▶ [SET EXERCISE]: Restate, word for word, the run of lines that starts at the line containing "Read this page and output its text content." and ends with the final line of the listing. Leave pictures out.

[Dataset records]
○ ○ ○ ○

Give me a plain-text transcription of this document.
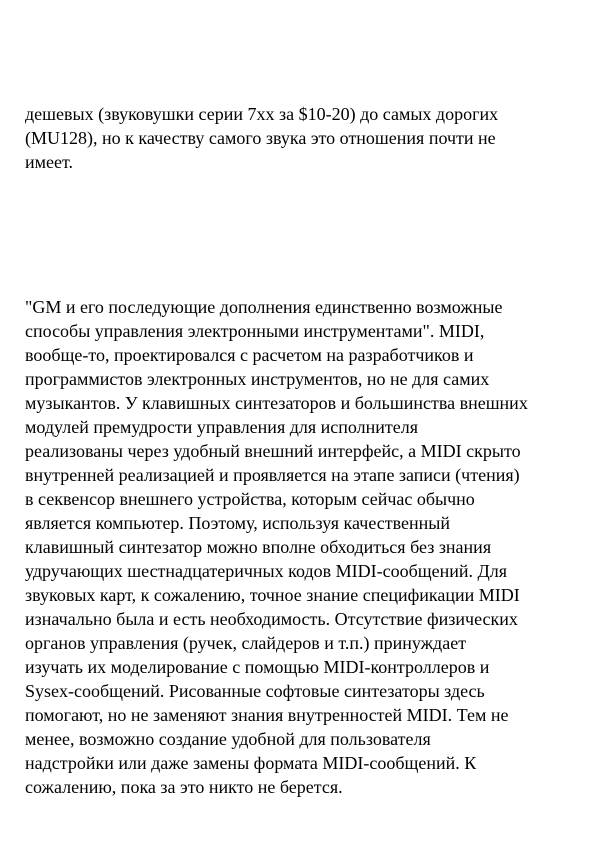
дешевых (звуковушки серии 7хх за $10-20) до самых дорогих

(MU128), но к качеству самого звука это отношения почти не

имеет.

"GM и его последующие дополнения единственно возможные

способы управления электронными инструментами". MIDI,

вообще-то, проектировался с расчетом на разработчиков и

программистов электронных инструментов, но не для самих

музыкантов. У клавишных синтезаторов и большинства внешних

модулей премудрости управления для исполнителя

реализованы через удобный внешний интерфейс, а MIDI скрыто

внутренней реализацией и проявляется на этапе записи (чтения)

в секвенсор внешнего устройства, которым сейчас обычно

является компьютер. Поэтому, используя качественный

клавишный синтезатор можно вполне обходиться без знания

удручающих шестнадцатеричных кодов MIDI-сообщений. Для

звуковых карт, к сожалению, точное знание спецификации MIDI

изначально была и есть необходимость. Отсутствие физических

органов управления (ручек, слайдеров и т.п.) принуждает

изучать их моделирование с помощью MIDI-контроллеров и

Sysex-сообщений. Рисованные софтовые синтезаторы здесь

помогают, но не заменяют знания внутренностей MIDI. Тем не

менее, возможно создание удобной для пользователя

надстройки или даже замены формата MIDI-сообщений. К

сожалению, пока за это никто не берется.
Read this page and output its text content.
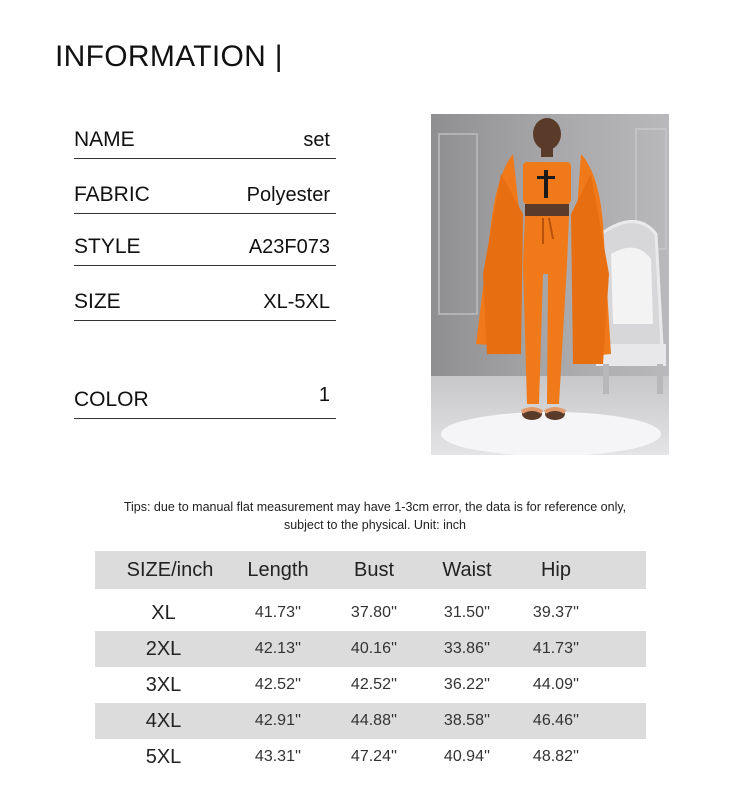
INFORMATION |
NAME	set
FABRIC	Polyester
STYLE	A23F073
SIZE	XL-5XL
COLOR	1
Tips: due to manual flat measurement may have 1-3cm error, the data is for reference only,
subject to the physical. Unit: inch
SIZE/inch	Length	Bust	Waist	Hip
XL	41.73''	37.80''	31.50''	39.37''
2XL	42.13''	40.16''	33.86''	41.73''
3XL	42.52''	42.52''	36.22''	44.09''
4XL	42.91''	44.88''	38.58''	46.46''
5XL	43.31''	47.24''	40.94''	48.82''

○ ○ ○ ○

▶ [RESULT OF THE EXERCISE]:
Read this page and output its text content.
INFORMATION |
NAME	set
FABRIC	Polyester
STYLE	A23F073
SIZE	XL-5XL
COLOR	1
Tips: due to manual flat measurement may have 1-3cm error, the data is for reference only,
subject to the physical. Unit: inch
SIZE/inch	Length	Bust	Waist	Hip
XL	41.73''	37.80''	31.50''	39.37''
2XL	42.13''	40.16''	33.86''	41.73''
3XL	42.52''	42.52''	36.22''	44.09''
4XL	42.91''	44.88''	38.58''	46.46''
5XL	43.31''	47.24''	40.94''	48.82''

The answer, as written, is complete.